◆ **Text section**:
-- Opening Marker --
Dead Internet Theory

A bit of time ago in 2022 I wrote a blog about how most of my traffic towards one of my websites was all bots (or non-human). For a short recap of that post I plucked a random day of analytical stats (May 16, 2022) and looked at the top 5 user agents on the traffic.
This broke down to:
- 18,004 hits - SemrushBot (Bot)
- 5,413 hits - AhrefsBot (Bot)
- 4,832 hits - Mobile iPhone (User)
- 4,020 hits - MJ12Bot (Bot)
- 3,343 hits - Firefox (User)
Which breaks down to 27,437 bot requests and 8,175 human requests or put more briefly that 77% of my traffic recorded that day was non-human. You can see this sort of dominating bot traffic when you look at private message requests or spam emails. Someone tweeted me to say some form of "check your dms" which I thought was odd - I didn't have a notification of a direct message.
Turns out that message was filtered out from a notification for looking a bit like spam. This specific message was real looking, but clearly a spam attempt to get unneeded SEO help. Since I was looking for a specific message I could see my filtered list of private message requests was insanely large just looking roughly at the past 2 months.









Twitter (X) direct message spam from November 17 -> December 26 (2025)
-- Closing Marker --
◆ **Given information**:
-- Opening Marker --
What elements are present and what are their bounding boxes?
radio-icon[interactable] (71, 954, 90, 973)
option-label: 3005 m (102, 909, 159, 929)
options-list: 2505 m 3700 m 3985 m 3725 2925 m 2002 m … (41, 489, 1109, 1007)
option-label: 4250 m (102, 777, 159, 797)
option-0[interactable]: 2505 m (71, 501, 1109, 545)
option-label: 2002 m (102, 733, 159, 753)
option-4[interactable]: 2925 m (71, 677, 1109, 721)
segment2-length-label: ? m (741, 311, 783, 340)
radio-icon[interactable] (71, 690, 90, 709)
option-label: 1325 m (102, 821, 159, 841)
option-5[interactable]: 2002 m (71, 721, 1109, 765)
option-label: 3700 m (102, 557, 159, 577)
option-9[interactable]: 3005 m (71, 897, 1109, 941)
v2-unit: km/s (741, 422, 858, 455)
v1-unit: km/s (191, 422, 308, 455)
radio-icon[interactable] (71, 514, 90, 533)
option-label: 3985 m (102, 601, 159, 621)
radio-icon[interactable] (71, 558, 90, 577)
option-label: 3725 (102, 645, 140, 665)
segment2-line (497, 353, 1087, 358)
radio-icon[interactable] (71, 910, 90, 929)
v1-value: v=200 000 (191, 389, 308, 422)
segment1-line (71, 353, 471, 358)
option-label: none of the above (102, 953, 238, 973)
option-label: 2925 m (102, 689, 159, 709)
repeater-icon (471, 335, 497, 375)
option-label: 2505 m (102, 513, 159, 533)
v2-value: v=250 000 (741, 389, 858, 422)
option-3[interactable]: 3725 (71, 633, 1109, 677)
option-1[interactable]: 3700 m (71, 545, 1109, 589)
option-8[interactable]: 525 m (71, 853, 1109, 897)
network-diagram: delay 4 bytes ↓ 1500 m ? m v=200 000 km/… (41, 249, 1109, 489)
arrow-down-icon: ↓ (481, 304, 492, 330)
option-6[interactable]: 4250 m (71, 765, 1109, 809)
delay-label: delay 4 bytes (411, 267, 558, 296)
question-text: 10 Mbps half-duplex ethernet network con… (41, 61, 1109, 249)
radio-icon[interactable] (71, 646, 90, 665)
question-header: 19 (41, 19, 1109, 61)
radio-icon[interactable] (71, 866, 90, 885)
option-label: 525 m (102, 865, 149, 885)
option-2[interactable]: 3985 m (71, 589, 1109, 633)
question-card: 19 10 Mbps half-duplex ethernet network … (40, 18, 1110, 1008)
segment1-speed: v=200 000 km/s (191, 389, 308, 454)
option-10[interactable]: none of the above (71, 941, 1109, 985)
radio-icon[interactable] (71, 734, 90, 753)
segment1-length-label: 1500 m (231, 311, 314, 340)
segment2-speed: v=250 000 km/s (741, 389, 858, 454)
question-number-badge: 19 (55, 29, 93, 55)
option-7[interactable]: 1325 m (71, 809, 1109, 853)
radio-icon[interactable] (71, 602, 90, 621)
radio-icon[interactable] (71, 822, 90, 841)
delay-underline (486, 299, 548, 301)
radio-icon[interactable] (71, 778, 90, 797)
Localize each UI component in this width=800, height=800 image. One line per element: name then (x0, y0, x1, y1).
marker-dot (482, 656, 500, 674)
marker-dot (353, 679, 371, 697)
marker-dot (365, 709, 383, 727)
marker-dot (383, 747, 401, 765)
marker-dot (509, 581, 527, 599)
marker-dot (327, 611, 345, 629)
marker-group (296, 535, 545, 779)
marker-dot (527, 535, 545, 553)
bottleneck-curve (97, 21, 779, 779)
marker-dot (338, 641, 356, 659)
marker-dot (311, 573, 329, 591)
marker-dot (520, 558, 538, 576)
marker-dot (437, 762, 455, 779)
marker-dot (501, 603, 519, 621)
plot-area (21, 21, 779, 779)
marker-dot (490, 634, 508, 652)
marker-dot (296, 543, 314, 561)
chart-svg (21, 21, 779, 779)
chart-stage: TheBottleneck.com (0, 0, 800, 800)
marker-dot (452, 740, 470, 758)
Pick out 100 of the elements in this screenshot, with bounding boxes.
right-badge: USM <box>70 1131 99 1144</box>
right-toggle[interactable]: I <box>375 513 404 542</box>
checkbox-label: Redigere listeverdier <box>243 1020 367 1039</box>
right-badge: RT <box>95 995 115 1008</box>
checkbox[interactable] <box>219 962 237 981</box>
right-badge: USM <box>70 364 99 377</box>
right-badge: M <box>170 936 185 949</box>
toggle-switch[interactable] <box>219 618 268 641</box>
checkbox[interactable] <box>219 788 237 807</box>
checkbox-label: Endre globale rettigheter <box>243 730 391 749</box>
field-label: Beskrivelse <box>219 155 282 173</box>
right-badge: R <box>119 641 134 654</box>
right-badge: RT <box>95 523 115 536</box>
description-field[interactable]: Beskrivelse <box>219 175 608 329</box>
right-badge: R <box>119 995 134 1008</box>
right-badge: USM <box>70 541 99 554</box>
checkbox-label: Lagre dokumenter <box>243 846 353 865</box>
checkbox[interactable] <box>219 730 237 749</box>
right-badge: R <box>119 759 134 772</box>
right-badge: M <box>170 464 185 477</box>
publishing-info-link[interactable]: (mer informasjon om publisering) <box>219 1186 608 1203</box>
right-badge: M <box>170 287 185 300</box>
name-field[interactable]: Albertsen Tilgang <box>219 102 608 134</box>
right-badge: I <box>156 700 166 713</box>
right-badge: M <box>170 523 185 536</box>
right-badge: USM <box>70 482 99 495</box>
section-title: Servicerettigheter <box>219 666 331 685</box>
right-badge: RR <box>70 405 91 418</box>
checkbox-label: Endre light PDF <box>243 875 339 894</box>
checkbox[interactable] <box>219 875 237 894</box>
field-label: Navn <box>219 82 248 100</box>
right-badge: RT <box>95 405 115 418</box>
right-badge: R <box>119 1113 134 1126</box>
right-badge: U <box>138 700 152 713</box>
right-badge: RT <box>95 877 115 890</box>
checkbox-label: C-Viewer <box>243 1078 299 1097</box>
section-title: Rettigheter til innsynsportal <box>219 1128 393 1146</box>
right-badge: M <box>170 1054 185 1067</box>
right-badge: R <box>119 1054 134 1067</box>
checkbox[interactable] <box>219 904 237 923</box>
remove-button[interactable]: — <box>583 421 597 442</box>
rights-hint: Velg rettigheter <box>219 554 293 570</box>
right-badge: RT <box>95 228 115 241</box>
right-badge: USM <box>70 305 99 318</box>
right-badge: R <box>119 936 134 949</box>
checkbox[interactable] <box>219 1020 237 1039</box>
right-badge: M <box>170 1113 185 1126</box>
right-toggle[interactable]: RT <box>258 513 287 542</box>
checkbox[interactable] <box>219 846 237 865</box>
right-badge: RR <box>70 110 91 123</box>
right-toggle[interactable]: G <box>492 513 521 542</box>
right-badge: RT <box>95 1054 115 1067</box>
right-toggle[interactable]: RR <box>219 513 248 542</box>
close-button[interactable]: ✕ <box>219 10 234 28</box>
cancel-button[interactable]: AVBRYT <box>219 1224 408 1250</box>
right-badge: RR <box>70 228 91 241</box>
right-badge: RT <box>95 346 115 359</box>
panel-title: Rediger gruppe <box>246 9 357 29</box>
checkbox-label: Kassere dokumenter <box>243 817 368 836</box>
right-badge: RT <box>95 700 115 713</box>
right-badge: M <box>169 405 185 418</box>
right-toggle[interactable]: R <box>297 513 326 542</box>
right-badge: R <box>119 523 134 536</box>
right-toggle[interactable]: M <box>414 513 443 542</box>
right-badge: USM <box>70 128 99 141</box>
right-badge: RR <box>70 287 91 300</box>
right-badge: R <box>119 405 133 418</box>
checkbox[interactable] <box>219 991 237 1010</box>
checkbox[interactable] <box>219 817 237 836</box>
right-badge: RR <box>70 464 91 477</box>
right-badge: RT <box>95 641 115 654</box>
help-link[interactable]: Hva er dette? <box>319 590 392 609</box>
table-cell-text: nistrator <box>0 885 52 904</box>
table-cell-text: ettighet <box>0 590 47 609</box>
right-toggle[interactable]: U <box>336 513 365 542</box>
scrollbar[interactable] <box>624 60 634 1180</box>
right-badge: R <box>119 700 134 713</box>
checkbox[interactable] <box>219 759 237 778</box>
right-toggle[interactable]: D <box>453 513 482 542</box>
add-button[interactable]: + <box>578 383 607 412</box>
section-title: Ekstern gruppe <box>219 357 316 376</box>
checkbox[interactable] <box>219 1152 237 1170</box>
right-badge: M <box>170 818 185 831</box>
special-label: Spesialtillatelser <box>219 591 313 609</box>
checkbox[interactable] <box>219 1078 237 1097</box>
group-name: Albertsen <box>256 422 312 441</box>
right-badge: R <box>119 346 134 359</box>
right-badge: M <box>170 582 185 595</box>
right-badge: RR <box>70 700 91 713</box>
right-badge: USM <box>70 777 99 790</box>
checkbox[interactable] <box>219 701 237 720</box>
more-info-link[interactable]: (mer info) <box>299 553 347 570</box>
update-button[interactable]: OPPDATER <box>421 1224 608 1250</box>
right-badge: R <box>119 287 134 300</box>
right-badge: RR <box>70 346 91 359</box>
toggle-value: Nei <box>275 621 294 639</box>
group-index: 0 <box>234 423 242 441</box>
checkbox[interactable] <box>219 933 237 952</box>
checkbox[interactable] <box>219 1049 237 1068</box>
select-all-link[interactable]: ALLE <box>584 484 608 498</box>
-- Closing Marker --
◆ **Actions to take**:
#1 Rewrite the paragraph of the Dead Internet Theory post that begins "Turns out that message was filtered out" in a shorter form, keeping its main facts.
#2 Carry the Dead Internet Theory post on from its final line, the caption about Twitter (X) direct message spam.
The records have nothing to do with the post about bot traffic.

◆ **Task responses**:
#1 The message had been filtered from notifications because it looked like spam. It seemed real but was clearly a spam offer of unneeded SEO help. While searching for it, the writer found a huge filtered list of message requests from roughly the past two months.

#2
I don't remember this amount of spam prior to the acquisition and renaming to X, but boy if these are 2 months of spam messages we have to assume the accounts are not yet banned. Knowing banned accounts are removed from my list then I have to assume the ~100 accounts who spammed messages towards me in the last 2 months are unbanned. I'm not alone as these accounts probably spammed way more than me, but it's absolutely ridiculous.
Real messages on Twitter/X are a day of the past. I make a post and immediately within moments I get a few pings:
- "Тhе ВIGGЕST #Сryрtо #РUМР #Signаl is hеrе!"
- "Can you please check your dm?"
- "This account _____ helped me get my account back."
It's interesting that tweeting about a domain issue can result in all these non-human automated things.
I don't even want to talk about email, because I just rely on Google to filter my inbox of the never ending spam of email. I look at my spam folder of last 30 days and I have 55 emails automatically placed there. Thankfully this is a problem that has pretty much been solved for end users of Gmail, but it still exists in the sense that any email provider needs a robust system for thwarting spam.
What is more annoying is forums, support boards or communities. For example on GitHub I've been noticing a new pattern where a new user will post an obviously AI generated comment/question to an issue. A few weeks or months go by and that post will be edited to include a link to some service - basically spam. It's a clever technique that places a semi relevant bogus comment to later on convert it into a spam post.

Thankfully I started noticing the obvious pattern to these usernames and just started deleting the posts immediately. However, I was freed from doing that when I realized a new feature existed on GitHub that allows me to disable access to doing things on my repository from new users.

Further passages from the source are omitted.